[Start of THE DATA]
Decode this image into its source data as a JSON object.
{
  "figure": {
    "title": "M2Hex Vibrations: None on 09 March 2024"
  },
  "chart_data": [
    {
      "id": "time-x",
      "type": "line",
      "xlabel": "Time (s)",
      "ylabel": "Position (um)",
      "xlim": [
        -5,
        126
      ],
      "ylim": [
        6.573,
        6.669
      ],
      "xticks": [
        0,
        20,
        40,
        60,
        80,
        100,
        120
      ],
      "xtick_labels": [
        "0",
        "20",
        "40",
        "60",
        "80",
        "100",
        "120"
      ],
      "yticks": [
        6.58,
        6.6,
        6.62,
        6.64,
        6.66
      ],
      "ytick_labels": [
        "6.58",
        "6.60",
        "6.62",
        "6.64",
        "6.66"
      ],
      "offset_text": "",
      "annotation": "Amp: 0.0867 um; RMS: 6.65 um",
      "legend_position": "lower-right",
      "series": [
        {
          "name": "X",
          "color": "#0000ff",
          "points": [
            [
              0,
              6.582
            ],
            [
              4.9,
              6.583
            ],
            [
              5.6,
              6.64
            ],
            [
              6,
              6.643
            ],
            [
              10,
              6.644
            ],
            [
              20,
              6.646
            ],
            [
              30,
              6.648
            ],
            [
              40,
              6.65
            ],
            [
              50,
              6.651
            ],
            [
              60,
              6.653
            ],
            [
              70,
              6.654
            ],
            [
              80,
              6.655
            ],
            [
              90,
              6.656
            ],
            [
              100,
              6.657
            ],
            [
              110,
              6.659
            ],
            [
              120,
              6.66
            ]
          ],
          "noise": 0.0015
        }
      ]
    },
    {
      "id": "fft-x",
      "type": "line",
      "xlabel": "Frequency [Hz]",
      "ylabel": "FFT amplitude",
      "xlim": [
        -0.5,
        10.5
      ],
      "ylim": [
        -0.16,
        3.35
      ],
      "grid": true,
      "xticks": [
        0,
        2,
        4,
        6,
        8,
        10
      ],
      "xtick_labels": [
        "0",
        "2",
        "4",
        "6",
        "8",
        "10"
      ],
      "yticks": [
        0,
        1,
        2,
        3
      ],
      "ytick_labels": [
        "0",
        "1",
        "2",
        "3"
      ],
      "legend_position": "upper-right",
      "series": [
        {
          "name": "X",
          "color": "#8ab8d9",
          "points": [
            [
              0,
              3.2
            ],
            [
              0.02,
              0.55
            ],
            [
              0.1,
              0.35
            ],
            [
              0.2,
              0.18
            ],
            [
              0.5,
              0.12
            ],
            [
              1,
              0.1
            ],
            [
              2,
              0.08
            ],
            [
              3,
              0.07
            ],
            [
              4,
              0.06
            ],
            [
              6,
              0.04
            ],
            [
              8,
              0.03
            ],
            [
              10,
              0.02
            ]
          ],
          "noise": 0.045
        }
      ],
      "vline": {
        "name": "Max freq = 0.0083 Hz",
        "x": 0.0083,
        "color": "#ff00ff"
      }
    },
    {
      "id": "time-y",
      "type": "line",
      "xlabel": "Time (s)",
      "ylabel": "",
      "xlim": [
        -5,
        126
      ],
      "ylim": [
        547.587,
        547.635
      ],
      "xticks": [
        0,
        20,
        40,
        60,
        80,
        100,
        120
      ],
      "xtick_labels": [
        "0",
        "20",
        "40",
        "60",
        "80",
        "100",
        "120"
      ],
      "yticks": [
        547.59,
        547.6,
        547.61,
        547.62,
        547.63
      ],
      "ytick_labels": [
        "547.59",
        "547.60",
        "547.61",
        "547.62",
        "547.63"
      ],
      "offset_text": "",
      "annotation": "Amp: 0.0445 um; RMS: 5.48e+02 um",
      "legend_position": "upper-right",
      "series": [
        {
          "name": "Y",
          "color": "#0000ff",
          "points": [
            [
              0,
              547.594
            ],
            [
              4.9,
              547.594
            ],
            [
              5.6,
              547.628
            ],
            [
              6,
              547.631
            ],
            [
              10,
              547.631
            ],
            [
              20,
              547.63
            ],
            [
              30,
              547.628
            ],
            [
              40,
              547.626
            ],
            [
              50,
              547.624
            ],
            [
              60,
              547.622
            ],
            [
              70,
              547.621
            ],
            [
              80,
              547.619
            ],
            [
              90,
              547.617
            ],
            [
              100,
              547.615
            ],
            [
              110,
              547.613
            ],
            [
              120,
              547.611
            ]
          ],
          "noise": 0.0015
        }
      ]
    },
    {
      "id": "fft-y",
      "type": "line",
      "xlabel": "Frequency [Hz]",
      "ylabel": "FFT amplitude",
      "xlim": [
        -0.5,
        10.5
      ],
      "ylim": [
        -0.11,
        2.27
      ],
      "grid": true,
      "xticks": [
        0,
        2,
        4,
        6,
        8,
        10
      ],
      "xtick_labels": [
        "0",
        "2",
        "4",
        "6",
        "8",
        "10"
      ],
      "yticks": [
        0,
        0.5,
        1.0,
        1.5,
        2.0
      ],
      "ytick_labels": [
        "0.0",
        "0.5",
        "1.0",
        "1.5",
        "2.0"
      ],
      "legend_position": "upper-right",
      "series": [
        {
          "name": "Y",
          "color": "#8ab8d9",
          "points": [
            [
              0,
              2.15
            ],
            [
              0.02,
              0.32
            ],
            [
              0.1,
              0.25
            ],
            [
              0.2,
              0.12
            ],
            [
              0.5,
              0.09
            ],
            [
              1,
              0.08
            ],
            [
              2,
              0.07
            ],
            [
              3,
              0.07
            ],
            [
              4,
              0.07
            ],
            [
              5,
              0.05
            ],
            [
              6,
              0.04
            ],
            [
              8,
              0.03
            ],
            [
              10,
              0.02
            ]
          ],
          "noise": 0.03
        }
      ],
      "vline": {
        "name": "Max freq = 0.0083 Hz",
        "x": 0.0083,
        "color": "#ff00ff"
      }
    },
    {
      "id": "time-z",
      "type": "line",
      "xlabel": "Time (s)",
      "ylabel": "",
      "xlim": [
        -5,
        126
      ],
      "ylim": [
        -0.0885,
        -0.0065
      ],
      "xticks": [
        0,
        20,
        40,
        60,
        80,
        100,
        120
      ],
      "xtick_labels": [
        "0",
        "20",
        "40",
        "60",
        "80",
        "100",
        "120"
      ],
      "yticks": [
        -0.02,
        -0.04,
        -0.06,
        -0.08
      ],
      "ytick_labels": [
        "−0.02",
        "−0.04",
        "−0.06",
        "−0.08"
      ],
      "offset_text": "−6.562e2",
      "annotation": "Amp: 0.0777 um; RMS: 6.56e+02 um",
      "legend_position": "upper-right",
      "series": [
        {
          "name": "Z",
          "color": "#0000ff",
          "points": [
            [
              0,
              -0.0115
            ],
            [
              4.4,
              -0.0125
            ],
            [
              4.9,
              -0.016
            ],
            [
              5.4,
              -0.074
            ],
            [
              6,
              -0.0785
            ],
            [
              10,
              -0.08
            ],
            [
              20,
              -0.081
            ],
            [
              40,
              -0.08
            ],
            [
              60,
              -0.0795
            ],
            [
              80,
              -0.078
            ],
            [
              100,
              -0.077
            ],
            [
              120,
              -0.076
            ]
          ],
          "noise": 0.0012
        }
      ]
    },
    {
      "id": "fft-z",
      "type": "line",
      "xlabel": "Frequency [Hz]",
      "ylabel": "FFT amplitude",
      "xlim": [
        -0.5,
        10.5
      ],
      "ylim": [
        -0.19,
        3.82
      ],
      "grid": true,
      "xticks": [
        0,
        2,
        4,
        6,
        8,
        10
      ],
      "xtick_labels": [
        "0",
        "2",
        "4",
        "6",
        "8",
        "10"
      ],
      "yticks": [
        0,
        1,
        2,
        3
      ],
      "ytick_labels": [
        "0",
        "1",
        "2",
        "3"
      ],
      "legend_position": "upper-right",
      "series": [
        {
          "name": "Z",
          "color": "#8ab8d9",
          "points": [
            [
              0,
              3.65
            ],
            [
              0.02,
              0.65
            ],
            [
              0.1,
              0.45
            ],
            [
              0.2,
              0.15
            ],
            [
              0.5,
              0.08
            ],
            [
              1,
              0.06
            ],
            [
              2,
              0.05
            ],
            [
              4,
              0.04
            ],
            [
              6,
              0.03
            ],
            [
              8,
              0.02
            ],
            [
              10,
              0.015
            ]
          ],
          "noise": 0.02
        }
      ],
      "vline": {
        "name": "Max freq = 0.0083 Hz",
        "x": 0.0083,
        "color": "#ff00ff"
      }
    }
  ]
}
[End of THE DATA]
== PROBLEM STATEMENT ==
Within the material above, find the lines that contain the word "annotation"; copy them.

== FINAL ANSWER ==
      "annotation": "Amp: 0.0867 um; RMS: 6.65 um",
      "annotation": "Amp: 0.0445 um; RMS: 5.48e+02 um",
      "annotation": "Amp: 0.0777 um; RMS: 6.56e+02 um",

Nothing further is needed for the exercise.